■ PROBLEM REQUIREMENTS ■
Pull out every line below that holds the word "容量瓶中".

■ MATERIAL SHOWN ■
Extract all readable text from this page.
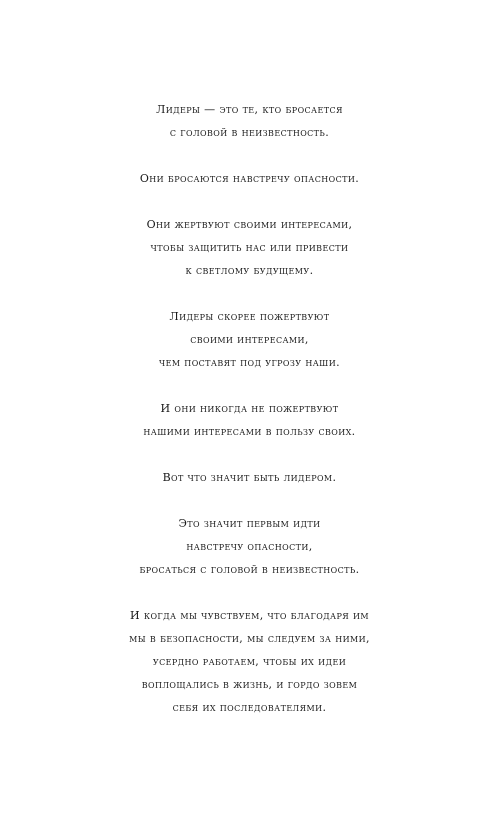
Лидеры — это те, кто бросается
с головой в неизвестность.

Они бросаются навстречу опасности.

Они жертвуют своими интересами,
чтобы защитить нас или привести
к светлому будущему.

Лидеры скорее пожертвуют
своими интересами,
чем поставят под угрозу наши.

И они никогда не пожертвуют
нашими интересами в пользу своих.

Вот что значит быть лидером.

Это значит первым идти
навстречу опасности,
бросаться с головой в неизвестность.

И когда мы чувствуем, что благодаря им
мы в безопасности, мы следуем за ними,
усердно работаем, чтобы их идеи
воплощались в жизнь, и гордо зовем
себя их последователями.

...

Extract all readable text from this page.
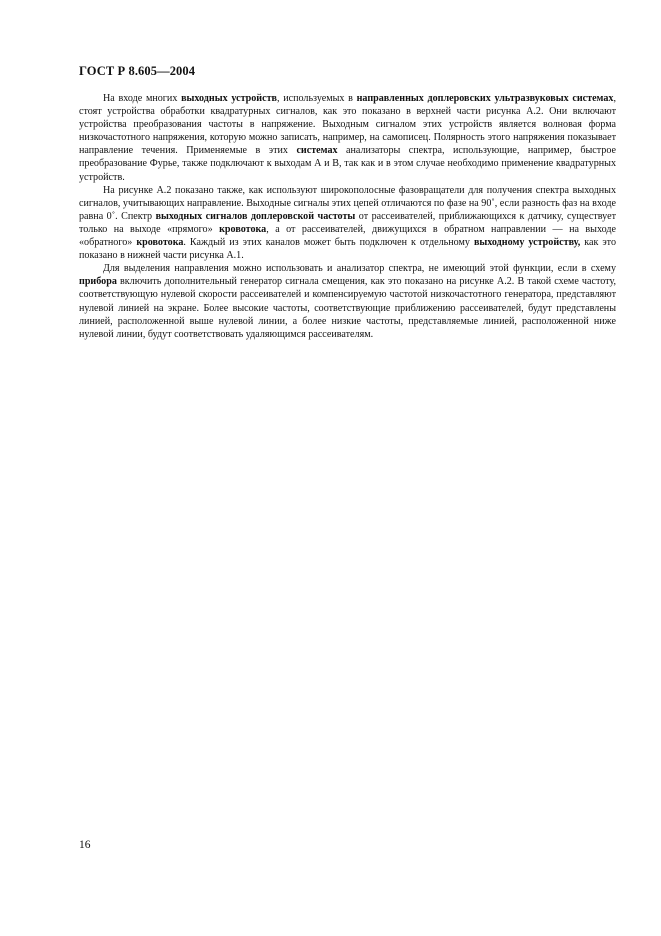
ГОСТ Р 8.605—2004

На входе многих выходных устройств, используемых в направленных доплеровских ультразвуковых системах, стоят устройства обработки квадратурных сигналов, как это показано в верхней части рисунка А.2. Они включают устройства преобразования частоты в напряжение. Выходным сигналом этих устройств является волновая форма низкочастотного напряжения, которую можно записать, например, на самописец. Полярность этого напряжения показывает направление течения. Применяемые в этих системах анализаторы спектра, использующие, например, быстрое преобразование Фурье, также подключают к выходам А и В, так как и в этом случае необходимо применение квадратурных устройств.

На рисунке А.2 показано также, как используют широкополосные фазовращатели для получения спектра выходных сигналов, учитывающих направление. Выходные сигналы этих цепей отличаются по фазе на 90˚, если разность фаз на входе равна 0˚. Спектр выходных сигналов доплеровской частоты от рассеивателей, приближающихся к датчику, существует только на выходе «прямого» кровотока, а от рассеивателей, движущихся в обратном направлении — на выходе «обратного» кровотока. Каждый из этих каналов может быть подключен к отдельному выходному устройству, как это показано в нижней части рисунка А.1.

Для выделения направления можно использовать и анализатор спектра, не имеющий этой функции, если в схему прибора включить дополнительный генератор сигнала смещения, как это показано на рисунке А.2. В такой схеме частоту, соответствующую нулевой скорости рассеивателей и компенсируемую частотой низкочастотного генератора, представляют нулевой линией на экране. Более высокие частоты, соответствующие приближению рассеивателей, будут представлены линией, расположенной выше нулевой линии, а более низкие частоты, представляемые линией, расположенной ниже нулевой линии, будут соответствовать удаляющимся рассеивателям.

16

...

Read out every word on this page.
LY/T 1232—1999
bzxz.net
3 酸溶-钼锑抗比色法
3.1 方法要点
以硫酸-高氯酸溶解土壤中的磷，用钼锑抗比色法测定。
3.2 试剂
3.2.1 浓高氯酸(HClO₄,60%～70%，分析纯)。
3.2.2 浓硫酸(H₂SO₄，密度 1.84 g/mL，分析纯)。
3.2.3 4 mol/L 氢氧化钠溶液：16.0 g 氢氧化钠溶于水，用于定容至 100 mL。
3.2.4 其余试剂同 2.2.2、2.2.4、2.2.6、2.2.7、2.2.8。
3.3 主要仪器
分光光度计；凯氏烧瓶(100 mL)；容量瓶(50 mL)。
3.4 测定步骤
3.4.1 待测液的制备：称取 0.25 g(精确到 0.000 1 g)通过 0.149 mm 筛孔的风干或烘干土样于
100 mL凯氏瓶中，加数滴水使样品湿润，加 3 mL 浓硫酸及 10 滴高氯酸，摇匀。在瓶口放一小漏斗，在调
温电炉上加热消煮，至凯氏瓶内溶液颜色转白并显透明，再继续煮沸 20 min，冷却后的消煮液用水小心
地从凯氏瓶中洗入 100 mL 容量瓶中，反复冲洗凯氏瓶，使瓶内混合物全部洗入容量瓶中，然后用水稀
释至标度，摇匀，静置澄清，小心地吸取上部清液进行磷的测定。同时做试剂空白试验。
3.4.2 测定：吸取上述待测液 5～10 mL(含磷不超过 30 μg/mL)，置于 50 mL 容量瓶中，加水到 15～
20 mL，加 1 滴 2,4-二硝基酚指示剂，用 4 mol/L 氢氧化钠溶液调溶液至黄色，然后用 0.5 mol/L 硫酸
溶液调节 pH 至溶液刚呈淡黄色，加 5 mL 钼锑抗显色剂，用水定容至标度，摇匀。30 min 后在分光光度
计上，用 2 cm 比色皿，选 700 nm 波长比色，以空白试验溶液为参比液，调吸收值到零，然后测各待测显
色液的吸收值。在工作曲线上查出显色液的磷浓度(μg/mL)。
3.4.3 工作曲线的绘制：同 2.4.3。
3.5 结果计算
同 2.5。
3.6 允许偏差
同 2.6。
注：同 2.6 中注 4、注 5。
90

■ COMPLETE RESPONSE ■
地从凯氏瓶中洗入 100 mL 容量瓶中，反复冲洗凯氏瓶，使瓶内混合物全部洗入容量瓶中，然后用水稀
3.4.2 测定：吸取上述待测液 5～10 mL(含磷不超过 30 μg/mL)，置于 50 mL 容量瓶中，加水到 15～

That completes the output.